* Excerpt from a dataset *
— Begin —

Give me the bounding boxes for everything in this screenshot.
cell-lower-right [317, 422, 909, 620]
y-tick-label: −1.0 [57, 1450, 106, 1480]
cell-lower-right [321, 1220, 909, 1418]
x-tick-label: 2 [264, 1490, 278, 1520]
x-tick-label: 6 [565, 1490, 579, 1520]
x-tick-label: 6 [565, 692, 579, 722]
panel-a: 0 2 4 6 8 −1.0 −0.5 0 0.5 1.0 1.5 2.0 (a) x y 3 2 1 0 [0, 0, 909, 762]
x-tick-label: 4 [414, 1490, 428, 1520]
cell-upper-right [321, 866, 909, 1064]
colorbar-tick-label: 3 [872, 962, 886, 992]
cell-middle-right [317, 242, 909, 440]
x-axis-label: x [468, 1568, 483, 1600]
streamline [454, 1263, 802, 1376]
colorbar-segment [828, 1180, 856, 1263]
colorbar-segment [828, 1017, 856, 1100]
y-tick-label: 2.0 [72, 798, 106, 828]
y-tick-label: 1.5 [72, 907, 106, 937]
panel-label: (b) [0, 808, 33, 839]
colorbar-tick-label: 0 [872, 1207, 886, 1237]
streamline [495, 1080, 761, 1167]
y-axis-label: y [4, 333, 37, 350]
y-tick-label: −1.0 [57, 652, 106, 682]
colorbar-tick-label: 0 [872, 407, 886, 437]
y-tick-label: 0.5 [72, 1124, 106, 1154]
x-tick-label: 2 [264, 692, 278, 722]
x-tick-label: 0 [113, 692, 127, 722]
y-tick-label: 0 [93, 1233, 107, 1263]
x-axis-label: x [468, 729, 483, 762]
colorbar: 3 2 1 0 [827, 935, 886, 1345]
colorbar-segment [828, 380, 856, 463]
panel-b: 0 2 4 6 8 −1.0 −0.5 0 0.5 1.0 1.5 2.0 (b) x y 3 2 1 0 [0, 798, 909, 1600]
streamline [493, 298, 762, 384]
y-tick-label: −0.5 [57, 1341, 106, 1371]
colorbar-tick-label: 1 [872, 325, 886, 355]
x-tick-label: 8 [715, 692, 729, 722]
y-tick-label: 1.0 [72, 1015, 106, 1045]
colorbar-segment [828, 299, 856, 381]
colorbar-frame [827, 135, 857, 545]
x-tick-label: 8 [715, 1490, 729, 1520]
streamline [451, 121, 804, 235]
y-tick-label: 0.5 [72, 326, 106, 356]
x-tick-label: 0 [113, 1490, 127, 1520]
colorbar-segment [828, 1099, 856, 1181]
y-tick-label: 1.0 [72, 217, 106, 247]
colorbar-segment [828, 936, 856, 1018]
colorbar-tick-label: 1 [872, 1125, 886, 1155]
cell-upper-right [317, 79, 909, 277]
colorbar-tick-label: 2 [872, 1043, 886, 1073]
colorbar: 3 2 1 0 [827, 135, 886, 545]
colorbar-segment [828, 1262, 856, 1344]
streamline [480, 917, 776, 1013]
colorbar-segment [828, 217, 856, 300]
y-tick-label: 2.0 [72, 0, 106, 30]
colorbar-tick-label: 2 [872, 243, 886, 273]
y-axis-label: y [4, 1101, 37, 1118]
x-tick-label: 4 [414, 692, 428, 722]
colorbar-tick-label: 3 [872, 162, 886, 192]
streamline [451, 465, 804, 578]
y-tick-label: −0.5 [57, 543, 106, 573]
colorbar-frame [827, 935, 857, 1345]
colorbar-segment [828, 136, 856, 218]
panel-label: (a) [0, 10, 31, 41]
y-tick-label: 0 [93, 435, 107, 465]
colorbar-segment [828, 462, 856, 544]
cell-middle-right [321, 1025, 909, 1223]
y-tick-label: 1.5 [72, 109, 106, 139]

— End —

* Task *
Retype all of the entries above verbatim, keeping every line in its original order and form.

* Answer to this task *
Give me the bounding boxes for everything in this screenshot.
cell-lower-right [317, 422, 909, 620]
y-tick-label: −1.0 [57, 1450, 106, 1480]
cell-lower-right [321, 1220, 909, 1418]
x-tick-label: 2 [264, 1490, 278, 1520]
x-tick-label: 6 [565, 1490, 579, 1520]
x-tick-label: 6 [565, 692, 579, 722]
panel-a: 0 2 4 6 8 −1.0 −0.5 0 0.5 1.0 1.5 2.0 (a) x y 3 2 1 0 [0, 0, 909, 762]
x-tick-label: 4 [414, 1490, 428, 1520]
cell-upper-right [321, 866, 909, 1064]
colorbar-tick-label: 3 [872, 962, 886, 992]
cell-middle-right [317, 242, 909, 440]
x-axis-label: x [468, 1568, 483, 1600]
streamline [454, 1263, 802, 1376]
colorbar-segment [828, 1180, 856, 1263]
colorbar-segment [828, 1017, 856, 1100]
y-tick-label: 2.0 [72, 798, 106, 828]
y-tick-label: 1.5 [72, 907, 106, 937]
panel-label: (b) [0, 808, 33, 839]
colorbar-tick-label: 0 [872, 1207, 886, 1237]
streamline [495, 1080, 761, 1167]
y-axis-label: y [4, 333, 37, 350]
y-tick-label: −1.0 [57, 652, 106, 682]
colorbar-tick-label: 0 [872, 407, 886, 437]
y-tick-label: 0.5 [72, 1124, 106, 1154]
x-tick-label: 2 [264, 692, 278, 722]
x-tick-label: 0 [113, 692, 127, 722]
y-tick-label: 0 [93, 1233, 107, 1263]
x-axis-label: x [468, 729, 483, 762]
colorbar: 3 2 1 0 [827, 935, 886, 1345]
colorbar-segment [828, 380, 856, 463]
panel-b: 0 2 4 6 8 −1.0 −0.5 0 0.5 1.0 1.5 2.0 (b) x y 3 2 1 0 [0, 798, 909, 1600]
streamline [493, 298, 762, 384]
y-tick-label: −0.5 [57, 1341, 106, 1371]
colorbar-tick-label: 1 [872, 325, 886, 355]
x-tick-label: 8 [715, 692, 729, 722]
y-tick-label: 1.0 [72, 1015, 106, 1045]
colorbar-segment [828, 299, 856, 381]
colorbar-frame [827, 135, 857, 545]
x-tick-label: 8 [715, 1490, 729, 1520]
streamline [451, 121, 804, 235]
y-tick-label: 0.5 [72, 326, 106, 356]
x-tick-label: 0 [113, 1490, 127, 1520]
colorbar-segment [828, 1099, 856, 1181]
y-tick-label: 1.0 [72, 217, 106, 247]
colorbar-segment [828, 936, 856, 1018]
colorbar-tick-label: 1 [872, 1125, 886, 1155]
cell-upper-right [317, 79, 909, 277]
colorbar-tick-label: 2 [872, 1043, 886, 1073]
colorbar: 3 2 1 0 [827, 135, 886, 545]
colorbar-segment [828, 1262, 856, 1344]
streamline [480, 917, 776, 1013]
colorbar-segment [828, 217, 856, 300]
y-tick-label: 2.0 [72, 0, 106, 30]
colorbar-tick-label: 2 [872, 243, 886, 273]
y-axis-label: y [4, 1101, 37, 1118]
x-tick-label: 4 [414, 692, 428, 722]
colorbar-tick-label: 3 [872, 162, 886, 192]
streamline [451, 465, 804, 578]
y-tick-label: −0.5 [57, 543, 106, 573]
colorbar-frame [827, 935, 857, 1345]
colorbar-segment [828, 136, 856, 218]
panel-label: (a) [0, 10, 31, 41]
y-tick-label: 0 [93, 435, 107, 465]
colorbar-segment [828, 462, 856, 544]
cell-middle-right [321, 1025, 909, 1223]
y-tick-label: 1.5 [72, 109, 106, 139]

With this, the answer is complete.